Stored records:
begin

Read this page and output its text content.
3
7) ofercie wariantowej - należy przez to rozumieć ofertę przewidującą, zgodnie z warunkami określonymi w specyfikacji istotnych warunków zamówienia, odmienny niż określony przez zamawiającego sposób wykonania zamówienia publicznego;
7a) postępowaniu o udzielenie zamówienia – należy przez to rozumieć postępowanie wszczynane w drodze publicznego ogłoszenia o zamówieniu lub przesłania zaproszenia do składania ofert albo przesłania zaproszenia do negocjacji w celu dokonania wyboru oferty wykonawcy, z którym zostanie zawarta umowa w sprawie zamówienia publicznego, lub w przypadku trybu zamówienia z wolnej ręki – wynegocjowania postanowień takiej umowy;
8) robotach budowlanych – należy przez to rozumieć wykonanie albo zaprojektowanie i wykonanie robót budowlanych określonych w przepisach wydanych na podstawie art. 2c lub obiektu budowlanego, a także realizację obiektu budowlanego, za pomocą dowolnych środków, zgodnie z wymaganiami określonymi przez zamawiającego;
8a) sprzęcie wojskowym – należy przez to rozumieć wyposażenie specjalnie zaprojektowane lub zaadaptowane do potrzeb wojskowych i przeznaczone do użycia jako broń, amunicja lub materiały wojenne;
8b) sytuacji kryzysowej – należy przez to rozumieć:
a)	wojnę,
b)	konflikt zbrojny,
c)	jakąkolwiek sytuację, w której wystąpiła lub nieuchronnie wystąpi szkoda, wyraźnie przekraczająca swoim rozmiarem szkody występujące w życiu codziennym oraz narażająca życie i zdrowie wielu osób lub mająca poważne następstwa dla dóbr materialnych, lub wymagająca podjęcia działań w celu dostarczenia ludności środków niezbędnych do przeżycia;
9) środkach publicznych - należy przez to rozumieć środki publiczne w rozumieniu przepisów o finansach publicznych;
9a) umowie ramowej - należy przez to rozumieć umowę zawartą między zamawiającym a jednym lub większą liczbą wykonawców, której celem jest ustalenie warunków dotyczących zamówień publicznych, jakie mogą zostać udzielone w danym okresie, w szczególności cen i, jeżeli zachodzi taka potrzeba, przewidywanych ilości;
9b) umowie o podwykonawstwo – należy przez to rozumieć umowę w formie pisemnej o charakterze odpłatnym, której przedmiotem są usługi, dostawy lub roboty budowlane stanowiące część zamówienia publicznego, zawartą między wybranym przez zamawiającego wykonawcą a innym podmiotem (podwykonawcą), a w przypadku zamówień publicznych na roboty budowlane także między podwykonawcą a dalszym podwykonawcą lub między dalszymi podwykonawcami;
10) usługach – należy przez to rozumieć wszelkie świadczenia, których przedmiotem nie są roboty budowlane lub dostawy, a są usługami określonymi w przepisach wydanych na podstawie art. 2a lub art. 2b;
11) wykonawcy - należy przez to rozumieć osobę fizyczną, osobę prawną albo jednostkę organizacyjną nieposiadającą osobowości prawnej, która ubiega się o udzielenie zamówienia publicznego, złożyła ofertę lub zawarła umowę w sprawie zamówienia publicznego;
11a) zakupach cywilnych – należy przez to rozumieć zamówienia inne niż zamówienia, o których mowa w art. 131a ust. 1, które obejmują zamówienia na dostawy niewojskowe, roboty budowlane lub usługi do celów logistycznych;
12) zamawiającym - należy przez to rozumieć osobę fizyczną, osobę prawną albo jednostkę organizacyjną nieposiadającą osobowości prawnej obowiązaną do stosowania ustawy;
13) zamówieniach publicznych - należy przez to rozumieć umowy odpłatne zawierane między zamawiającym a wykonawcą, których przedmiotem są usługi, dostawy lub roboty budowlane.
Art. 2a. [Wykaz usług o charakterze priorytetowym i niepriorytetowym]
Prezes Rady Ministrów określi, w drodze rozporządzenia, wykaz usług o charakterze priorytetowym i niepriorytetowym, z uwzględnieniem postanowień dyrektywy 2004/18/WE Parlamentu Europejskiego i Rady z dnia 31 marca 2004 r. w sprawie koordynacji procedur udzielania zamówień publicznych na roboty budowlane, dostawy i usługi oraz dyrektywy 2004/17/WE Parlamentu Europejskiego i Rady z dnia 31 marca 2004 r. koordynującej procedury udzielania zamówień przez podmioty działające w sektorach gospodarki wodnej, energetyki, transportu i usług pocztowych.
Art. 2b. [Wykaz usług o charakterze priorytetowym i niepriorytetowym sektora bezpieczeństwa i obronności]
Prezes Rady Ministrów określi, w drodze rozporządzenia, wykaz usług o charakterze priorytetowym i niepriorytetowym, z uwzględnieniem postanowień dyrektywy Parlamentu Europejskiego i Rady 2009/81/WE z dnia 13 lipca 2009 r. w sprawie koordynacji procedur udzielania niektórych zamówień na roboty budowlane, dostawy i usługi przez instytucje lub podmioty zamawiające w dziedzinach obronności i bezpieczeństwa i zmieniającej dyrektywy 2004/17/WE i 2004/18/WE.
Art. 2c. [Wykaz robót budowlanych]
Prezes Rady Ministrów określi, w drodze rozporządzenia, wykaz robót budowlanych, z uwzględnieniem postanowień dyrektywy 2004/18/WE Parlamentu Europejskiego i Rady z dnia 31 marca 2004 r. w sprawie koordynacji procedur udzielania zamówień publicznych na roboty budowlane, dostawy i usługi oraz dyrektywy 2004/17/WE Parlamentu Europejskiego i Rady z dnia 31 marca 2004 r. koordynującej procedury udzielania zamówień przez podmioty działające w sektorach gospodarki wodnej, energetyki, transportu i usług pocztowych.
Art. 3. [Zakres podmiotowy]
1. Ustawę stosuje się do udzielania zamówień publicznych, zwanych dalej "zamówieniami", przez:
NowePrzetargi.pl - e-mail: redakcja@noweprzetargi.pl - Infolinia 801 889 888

end

▸ **WHAT IS BEING ASKED**:
Only the number is wanted: how many lines in the data include the string "warunków"?

▸ **RESPONSE TO THE EXERCISE**:
2